THE TASK »
Transcribe every line exactly. Leave the pictures behind.

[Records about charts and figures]
- - - -

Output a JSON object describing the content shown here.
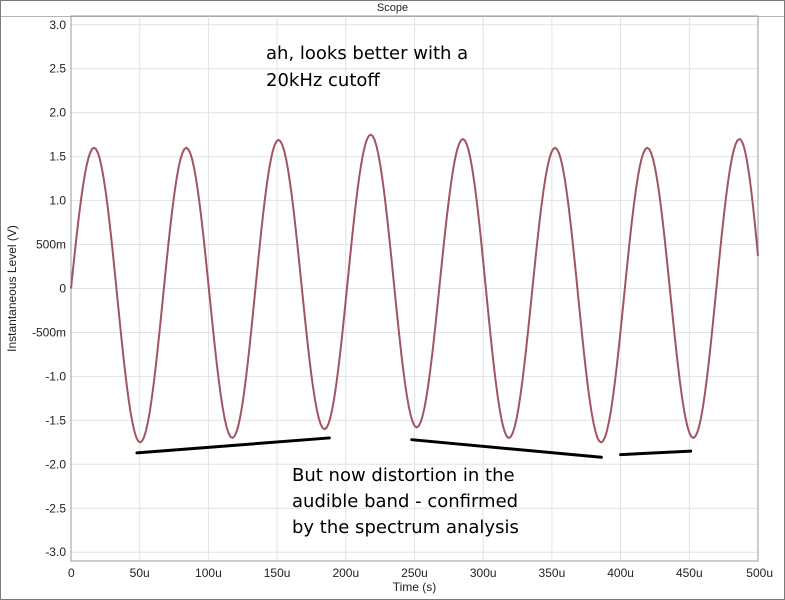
{
  "window": {
    "title": "Scope"
  },
  "chart_data": {
    "type": "line",
    "title": "",
    "xlabel": "Time (s)",
    "ylabel": "Instantaneous Level (V)",
    "xlim": [
      0,
      0.0005
    ],
    "ylim": [
      -3.1,
      3.1
    ],
    "grid": true,
    "x_ticks": [
      0,
      5e-05,
      0.0001,
      0.00015,
      0.0002,
      0.00025,
      0.0003,
      0.00035,
      0.0004,
      0.00045,
      0.0005
    ],
    "x_tick_labels": [
      "0",
      "50u",
      "100u",
      "150u",
      "200u",
      "250u",
      "300u",
      "350u",
      "400u",
      "450u",
      "500u"
    ],
    "y_ticks": [
      3.0,
      2.5,
      2.0,
      1.5,
      1.0,
      0.5,
      0,
      -0.5,
      -1.0,
      -1.5,
      -2.0,
      -2.5,
      -3.0
    ],
    "y_tick_labels": [
      "3.0",
      "2.5",
      "2.0",
      "1.5",
      "1.0",
      "500m",
      "0",
      "-500m",
      "-1.0",
      "-1.5",
      "-2.0",
      "-2.5",
      "-3.0"
    ],
    "series": [
      {
        "color": "#a15560",
        "x": [
          0,
          1.68e-05,
          5.03e-05,
          8.39e-05,
          0.0001174,
          0.000151,
          0.0001845,
          0.0002181,
          0.0002516,
          0.0002852,
          0.0003187,
          0.0003523,
          0.0003858,
          0.0004194,
          0.0004529,
          0.0004865,
          0.0005
        ],
        "y": [
          0,
          1.6,
          -1.75,
          1.6,
          -1.7,
          1.69,
          -1.6,
          1.75,
          -1.58,
          1.7,
          -1.7,
          1.6,
          -1.75,
          1.6,
          -1.7,
          1.7,
          0.25
        ]
      }
    ],
    "annotations": [
      {
        "lines": [
          "ah, looks better with a",
          "20kHz cutoff"
        ]
      },
      {
        "lines": [
          "But now distortion in the",
          "audible band - confirmed",
          "by the spectrum analysis"
        ]
      }
    ],
    "marker_lines": [
      {
        "x1": 4.8e-05,
        "y1": -1.87,
        "x2": 0.000188,
        "y2": -1.7
      },
      {
        "x1": 0.000248,
        "y1": -1.72,
        "x2": 0.000386,
        "y2": -1.92
      },
      {
        "x1": 0.0004,
        "y1": -1.89,
        "x2": 0.000451,
        "y2": -1.85
      }
    ]
  }
}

- - - -

EXERCISE ANSWER »
Output a JSON object describing the content shown here.
{
  "window": {
    "title": "Scope"
  },
  "chart_data": {
    "type": "line",
    "title": "",
    "xlabel": "Time (s)",
    "ylabel": "Instantaneous Level (V)",
    "xlim": [
      0,
      0.0005
    ],
    "ylim": [
      -3.1,
      3.1
    ],
    "grid": true,
    "x_ticks": [
      0,
      5e-05,
      0.0001,
      0.00015,
      0.0002,
      0.00025,
      0.0003,
      0.00035,
      0.0004,
      0.00045,
      0.0005
    ],
    "x_tick_labels": [
      "0",
      "50u",
      "100u",
      "150u",
      "200u",
      "250u",
      "300u",
      "350u",
      "400u",
      "450u",
      "500u"
    ],
    "y_ticks": [
      3.0,
      2.5,
      2.0,
      1.5,
      1.0,
      0.5,
      0,
      -0.5,
      -1.0,
      -1.5,
      -2.0,
      -2.5,
      -3.0
    ],
    "y_tick_labels": [
      "3.0",
      "2.5",
      "2.0",
      "1.5",
      "1.0",
      "500m",
      "0",
      "-500m",
      "-1.0",
      "-1.5",
      "-2.0",
      "-2.5",
      "-3.0"
    ],
    "series": [
      {
        "color": "#a15560",
        "x": [
          0,
          1.68e-05,
          5.03e-05,
          8.39e-05,
          0.0001174,
          0.000151,
          0.0001845,
          0.0002181,
          0.0002516,
          0.0002852,
          0.0003187,
          0.0003523,
          0.0003858,
          0.0004194,
          0.0004529,
          0.0004865,
          0.0005
        ],
        "y": [
          0,
          1.6,
          -1.75,
          1.6,
          -1.7,
          1.69,
          -1.6,
          1.75,
          -1.58,
          1.7,
          -1.7,
          1.6,
          -1.75,
          1.6,
          -1.7,
          1.7,
          0.25
        ]
      }
    ],
    "annotations": [
      {
        "lines": [
          "ah, looks better with a",
          "20kHz cutoff"
        ]
      },
      {
        "lines": [
          "But now distortion in the",
          "audible band - confirmed",
          "by the spectrum analysis"
        ]
      }
    ],
    "marker_lines": [
      {
        "x1": 4.8e-05,
        "y1": -1.87,
        "x2": 0.000188,
        "y2": -1.7
      },
      {
        "x1": 0.000248,
        "y1": -1.72,
        "x2": 0.000386,
        "y2": -1.92
      },
      {
        "x1": 0.0004,
        "y1": -1.89,
        "x2": 0.000451,
        "y2": -1.85
      }
    ]
  }
}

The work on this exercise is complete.